== Texte source ==

Delphine Castel – Rédactrice juridique, Juris associations - Partenaire Associathèque

On se rappelle la « tempête » qui avait suivi la publication de l’ordonnance du 22 septembre 2017 (JO du 23) prévoyant le plafonnement des indemnités pour licenciement sans cause réelle et sérieuse accordées par le juge en fonction de l’ancienneté du salarié. La chambre sociale de la Cour de cassation a récemment rendu deux décisions mettant un terme aux débats.

Elle estime en effet que le barème est bien conforme à la convention n° 158 de l’Organisation internationale du travail (OIT) qui énonce, en matière civile, le principe de réparation intégrale du préjudice. Elle tire argument de ce que l’une des caractéristiques d’une indemnité adéquate est que la perspective de son versement dissuade suffisamment l’employeur de licencier à la légère. Or, lorsqu’un licenciement est sans cause réelle et sérieuse, le juge peut ordonner d’office à l’employeur de rembourser à Pôle emploi jusqu’à 6 mois d’indemnités. Ainsi, pour la Cour de cassation, ce mécanisme tendrait à dissuader l’employeur de licencier sans cause réelle et sérieuse. Cette position est discutable car, s’il est légitime que Pôle emploi prétende à répétition de l’indu, la réparation du préjudice devrait en premier lieu servir la victime, en l’occurrence le salarié licencié – et ce n’est pas le cas. Mais était-ce l’esprit du texte ? Rien n’est moins sûr. Déjà, en 2013, il était question de « rationaliser les procédures de contentieux judiciaire » en raffermissant la « sécurité juridique des relations de travail ». Il s’agissait, pour les employeurs, de maîtriser le coût du licenciement, mais surtout de le diminuer de manière conséquente. Les partenaires sociaux, dans le cadre de l’accord national interprofessionnel (ANI) du 11 janvier 2013, avaient trouvé un consensus portant sur la fixation officielle d’un barème d’indemnité forfaitaire applicable lors de l’audience de conciliation devant le bureau éponyme du conseil de prud’hommes. En cause, le coût non maîtrisé et prétendument incontrôlable d’une procédure prud’homale, les organisations patronales estimant qu’il était impossible de savoir à quelle somme l’employeur serait condamné en raison d’une part de l’absence de plafond et d’autre part du « facteur humain » variable d’une juridiction à une autre – et ce d’autant que les juges prud’homaux, en première instance, ne sont pas des magistrats professionnels. Nombreux pensaient que de tels arguments ne pourraient prospérer... mais ils avaient tort.

===
== Informations fournies ==

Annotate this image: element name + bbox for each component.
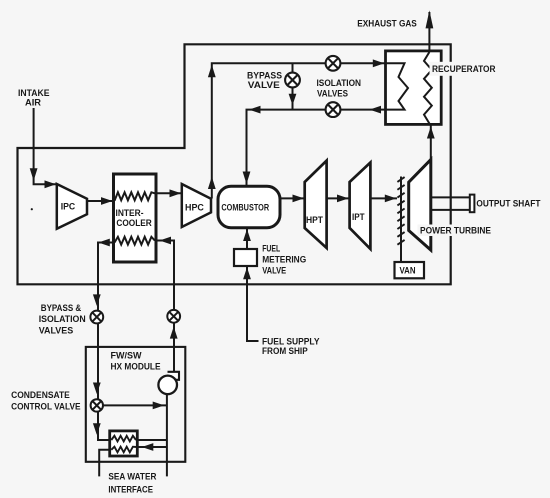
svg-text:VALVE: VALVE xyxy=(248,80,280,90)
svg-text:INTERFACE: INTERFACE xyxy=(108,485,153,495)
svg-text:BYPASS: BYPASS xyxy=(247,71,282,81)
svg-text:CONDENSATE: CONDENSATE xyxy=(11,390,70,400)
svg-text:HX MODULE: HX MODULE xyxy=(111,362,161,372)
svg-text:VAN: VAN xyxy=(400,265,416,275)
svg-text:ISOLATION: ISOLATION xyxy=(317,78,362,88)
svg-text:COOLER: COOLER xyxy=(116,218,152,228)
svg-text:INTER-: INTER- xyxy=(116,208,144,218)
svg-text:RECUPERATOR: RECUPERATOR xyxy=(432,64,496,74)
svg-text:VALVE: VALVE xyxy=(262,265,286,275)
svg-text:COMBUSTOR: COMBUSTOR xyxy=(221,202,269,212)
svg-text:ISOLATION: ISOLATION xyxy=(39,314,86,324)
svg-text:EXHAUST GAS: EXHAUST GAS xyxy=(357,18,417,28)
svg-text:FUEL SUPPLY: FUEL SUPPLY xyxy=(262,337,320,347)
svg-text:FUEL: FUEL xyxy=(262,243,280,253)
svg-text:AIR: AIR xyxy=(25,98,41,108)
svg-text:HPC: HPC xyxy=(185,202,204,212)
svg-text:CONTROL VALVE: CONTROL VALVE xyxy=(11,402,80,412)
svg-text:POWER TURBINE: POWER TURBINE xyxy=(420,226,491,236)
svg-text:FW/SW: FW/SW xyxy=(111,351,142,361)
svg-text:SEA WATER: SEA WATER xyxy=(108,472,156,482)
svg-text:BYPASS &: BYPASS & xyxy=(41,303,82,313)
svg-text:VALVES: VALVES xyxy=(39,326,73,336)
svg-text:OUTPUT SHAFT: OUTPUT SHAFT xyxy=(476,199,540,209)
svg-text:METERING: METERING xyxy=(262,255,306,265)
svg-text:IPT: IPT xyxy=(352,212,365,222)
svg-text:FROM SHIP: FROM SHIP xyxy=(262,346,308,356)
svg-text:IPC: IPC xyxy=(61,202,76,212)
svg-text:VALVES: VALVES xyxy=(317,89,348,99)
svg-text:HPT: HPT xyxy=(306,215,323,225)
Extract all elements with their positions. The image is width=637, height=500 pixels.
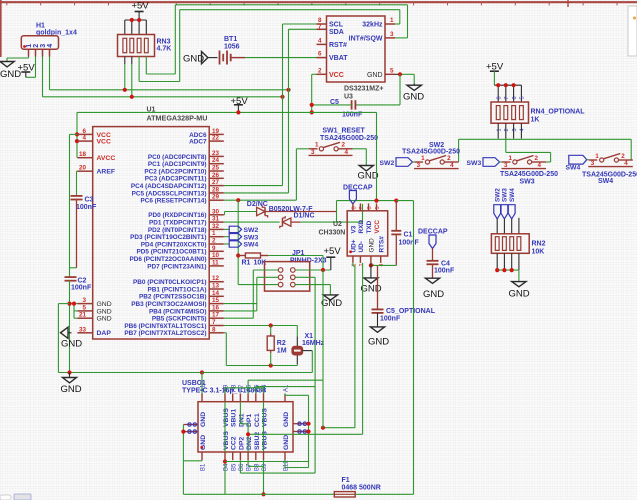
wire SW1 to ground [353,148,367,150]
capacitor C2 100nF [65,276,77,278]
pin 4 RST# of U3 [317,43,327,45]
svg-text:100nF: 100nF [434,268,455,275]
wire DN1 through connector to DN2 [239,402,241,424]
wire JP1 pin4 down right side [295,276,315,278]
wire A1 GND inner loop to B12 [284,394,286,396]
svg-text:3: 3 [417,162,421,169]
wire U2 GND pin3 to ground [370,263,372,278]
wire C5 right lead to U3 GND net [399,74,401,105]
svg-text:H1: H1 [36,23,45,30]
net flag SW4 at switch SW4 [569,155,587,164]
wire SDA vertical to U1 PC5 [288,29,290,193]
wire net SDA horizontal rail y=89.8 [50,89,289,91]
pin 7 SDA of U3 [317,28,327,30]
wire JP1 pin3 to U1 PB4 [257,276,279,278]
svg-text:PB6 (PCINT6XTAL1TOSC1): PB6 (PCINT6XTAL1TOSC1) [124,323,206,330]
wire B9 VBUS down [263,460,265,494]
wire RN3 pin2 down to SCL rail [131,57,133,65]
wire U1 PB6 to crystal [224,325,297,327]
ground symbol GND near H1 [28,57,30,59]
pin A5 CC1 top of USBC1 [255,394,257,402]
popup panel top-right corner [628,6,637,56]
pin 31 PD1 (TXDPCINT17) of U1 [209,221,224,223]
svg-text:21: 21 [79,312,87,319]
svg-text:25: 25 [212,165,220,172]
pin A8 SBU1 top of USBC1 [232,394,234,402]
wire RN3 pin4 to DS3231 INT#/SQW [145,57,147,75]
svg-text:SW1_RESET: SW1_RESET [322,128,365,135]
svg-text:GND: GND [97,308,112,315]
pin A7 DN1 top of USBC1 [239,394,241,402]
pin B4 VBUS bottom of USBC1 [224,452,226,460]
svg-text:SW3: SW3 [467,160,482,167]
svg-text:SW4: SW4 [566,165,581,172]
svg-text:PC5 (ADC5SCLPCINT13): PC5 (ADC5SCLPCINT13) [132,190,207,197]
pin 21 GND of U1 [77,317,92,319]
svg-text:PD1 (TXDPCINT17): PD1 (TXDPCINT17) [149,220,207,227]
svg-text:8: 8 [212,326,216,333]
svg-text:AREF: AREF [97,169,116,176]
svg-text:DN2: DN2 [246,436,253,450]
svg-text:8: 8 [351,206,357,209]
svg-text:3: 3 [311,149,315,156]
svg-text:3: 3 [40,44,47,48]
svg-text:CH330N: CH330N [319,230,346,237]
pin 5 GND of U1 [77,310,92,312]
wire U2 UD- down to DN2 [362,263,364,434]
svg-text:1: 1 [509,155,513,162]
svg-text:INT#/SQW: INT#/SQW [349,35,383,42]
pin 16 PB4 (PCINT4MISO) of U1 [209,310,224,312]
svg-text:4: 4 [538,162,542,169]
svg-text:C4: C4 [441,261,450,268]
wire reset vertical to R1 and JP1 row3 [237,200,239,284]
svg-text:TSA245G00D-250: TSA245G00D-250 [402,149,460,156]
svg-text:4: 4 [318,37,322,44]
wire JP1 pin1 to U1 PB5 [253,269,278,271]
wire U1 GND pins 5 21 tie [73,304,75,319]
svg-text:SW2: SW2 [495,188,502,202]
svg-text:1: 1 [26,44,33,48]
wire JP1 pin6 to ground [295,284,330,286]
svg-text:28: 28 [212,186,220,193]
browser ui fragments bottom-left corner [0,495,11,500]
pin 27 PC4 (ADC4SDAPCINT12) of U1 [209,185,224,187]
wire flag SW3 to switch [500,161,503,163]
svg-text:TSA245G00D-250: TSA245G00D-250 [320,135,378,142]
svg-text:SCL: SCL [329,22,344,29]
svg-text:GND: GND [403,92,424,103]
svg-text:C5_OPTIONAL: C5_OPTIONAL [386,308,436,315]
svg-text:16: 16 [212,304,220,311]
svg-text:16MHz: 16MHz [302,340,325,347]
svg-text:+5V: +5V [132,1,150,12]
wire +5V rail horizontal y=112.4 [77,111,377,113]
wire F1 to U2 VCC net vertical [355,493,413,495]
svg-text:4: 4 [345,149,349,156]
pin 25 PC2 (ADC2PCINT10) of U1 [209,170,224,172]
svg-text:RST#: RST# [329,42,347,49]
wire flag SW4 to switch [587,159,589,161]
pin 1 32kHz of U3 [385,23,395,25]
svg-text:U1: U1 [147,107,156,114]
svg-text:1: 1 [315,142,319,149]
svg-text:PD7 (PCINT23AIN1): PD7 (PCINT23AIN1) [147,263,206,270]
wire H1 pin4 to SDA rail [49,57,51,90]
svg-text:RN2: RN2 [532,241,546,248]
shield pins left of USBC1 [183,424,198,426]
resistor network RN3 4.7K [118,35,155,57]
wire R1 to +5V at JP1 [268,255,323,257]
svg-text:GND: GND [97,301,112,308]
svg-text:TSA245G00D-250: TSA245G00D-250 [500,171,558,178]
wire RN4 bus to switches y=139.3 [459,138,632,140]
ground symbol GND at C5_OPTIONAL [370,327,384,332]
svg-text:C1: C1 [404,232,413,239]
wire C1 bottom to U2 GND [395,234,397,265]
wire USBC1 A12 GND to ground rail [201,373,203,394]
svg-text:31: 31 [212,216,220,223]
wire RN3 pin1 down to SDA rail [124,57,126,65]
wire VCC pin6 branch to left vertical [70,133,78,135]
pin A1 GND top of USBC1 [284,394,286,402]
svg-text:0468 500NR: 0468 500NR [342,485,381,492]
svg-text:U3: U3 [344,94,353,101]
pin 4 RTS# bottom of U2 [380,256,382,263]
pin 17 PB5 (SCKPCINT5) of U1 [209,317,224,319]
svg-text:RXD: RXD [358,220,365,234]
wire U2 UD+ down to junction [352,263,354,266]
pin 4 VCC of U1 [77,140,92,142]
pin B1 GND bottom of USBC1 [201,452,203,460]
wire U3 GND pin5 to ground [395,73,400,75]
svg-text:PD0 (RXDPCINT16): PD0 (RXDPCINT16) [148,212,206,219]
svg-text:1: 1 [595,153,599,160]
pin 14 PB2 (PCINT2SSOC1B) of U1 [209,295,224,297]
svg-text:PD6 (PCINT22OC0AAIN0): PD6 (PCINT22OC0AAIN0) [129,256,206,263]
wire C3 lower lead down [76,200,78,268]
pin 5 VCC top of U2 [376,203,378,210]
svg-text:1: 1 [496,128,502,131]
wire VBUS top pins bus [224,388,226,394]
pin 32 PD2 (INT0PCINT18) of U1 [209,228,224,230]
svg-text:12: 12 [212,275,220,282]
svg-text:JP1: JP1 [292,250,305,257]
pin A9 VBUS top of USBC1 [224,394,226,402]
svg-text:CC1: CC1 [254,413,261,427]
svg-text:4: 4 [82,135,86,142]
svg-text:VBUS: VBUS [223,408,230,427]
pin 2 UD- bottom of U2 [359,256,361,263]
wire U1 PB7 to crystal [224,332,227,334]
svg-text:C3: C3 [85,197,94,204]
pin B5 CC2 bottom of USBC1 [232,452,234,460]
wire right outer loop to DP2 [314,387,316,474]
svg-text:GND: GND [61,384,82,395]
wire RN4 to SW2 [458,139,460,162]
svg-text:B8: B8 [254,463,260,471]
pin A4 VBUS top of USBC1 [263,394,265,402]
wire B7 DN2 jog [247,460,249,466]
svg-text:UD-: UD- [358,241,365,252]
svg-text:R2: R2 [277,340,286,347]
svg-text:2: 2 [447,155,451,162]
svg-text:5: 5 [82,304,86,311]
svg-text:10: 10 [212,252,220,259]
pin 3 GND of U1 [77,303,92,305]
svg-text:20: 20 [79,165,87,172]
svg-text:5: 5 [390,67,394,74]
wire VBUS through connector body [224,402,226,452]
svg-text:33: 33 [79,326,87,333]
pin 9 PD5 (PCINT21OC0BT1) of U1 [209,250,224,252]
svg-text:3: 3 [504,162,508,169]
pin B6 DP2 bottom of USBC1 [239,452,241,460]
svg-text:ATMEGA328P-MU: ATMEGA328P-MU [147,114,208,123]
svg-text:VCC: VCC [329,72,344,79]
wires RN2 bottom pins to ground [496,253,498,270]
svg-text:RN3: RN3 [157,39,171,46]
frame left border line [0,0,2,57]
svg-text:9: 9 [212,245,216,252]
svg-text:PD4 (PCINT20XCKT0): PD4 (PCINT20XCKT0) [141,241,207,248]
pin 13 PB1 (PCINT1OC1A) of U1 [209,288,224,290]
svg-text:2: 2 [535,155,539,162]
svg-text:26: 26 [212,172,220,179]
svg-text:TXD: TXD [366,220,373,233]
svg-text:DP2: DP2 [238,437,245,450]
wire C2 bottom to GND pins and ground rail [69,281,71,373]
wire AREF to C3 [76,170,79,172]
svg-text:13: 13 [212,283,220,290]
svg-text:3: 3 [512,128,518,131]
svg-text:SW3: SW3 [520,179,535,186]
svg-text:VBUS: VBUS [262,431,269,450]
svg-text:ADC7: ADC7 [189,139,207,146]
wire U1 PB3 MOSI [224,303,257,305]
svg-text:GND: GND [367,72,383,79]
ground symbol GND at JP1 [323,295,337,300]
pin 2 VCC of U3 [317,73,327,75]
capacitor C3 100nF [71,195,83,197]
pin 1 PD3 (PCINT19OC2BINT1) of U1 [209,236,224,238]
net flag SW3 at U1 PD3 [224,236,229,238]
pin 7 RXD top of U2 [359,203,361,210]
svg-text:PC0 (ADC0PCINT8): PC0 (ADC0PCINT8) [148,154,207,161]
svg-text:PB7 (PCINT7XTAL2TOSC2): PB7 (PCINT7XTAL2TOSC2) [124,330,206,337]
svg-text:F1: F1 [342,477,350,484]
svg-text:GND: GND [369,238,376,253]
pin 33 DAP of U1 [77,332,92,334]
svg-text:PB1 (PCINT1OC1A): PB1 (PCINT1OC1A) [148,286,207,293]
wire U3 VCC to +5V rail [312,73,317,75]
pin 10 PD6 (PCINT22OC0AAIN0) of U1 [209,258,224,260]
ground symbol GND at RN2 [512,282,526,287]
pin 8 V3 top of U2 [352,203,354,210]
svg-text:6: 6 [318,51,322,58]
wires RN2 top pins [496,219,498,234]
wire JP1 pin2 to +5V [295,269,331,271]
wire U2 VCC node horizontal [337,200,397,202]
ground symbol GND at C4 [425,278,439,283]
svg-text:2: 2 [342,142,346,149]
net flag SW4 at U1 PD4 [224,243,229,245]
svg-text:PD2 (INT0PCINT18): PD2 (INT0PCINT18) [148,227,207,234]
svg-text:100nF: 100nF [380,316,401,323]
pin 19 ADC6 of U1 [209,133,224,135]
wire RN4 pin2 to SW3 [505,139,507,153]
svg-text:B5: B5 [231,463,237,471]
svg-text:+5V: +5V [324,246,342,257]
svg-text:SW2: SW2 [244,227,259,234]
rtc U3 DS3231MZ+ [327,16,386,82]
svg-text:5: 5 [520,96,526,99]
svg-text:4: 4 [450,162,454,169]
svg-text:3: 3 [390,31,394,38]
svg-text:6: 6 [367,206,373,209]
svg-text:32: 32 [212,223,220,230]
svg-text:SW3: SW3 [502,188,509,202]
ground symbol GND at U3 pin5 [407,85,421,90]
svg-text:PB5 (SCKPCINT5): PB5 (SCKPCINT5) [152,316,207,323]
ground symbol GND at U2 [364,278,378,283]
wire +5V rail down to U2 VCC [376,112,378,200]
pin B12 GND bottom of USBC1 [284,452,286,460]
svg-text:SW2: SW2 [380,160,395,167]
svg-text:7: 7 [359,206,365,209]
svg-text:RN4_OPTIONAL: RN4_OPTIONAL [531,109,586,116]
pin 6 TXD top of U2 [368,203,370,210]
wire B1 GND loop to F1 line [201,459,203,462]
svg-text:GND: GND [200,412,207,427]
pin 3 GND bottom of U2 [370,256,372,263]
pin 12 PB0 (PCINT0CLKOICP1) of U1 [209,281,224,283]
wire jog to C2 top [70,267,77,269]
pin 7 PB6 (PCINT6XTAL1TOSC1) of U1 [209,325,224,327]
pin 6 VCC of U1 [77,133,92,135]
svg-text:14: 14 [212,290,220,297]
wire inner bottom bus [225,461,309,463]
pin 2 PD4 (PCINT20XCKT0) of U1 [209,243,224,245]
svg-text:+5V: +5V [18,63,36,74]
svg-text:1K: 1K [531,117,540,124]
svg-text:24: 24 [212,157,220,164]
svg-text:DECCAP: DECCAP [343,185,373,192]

===

- Tâches à réaliser -
1. Les affirmations suivantes concordent-elles avec l'article sur le barème des indemnités de licenciement ? Pour chacune, répondez par oui ou par non et citez les mots de l'article qui tranchent.
(a) L'ordonnance date du 22 septembre 2017 et a paru au Journal officiel le 23.
(b) La chambre sociale de la Cour de cassation juge le barème contraire à la convention n° 158 de l'OIT.
(c) En cas de licenciement sans cause réelle et sérieuse, le juge peut ordonner à l'employeur de rembourser à Pôle emploi jusqu'à 12 mois d'indemnités.
2. Prolongez l'article sur le barème des indemnités de licenciement en partant de sa dernière phrase.

- Résultats finaux -
1.
(a) Oui : « l’ordonnance du 22 septembre 2017 (JO du 23) ».
(b) Non : « le barème est bien conforme à la convention n° 158 de l’Organisation internationale du travail (OIT) ».
(c) Non : « jusqu’à 6 mois d’indemnités ».

2.
Face au lobbying des organisations patronales, les derniers remparts ont cédé. Le barème comprend un minimum de 3 mois de salaire et un maximum selon l’ancienneté du salarié, allant jusqu’à 20 mois (pour 29 ans et plus d’ancienneté). Mais cette liberté de naviguer à l’intérieur du barème est une liberté conditionnée. Oublié, le principe fondamental du droit selon lequel la demande fixe les limites du litige et son corolaire tendant à rejeter, en matière prud’homale, les demandes d’indemnisation dont le montant n’est pas déterminé. Enterrée, l’interdiction faite au juge de statuer ultra petita. Balayée, l’obligation comptable de provisionner la charge d’une condamnation future correspondant au total des demandes et de la reporter d’un exercice sur l’autre en attendant la décision. Perdue de vue, la possibilité que le salarié n’obtienne que le minimum – qui était de 6 mois de salaire passé 2 ans d’ancienneté. Soigneusement rangée, la possibilité d’interjeter appel ou, s’il est question de l’application du droit, de se pourvoir en cassation. Finies, les plaidoiries vibrantes débattant du quantum laissé à l’appréciation souveraine des juges. Enfin et surtout, délaissée, la Justice des hommes, au profit d’un barème presque aussi mécanique que froid.

Pour couper court à toute discussion future, la Cour a même rejeté la possibilité d’une appréciation in concreto par les juges du fond, qui ne pourront donc écarter le barème au cas par cas. In fine, même l’article 24 de la charte sociale européenne a été écarté, faute d’effet direct. Pour la majeure partie du contentieux prud’homal, c’est tout un pan de l’appréciation souveraine du juge qui disparaît. Il y a fort à parier que le contentieux glissera autant que possible sur le terrain de la nullité du licenciement, là où le barème n’est pas applicable...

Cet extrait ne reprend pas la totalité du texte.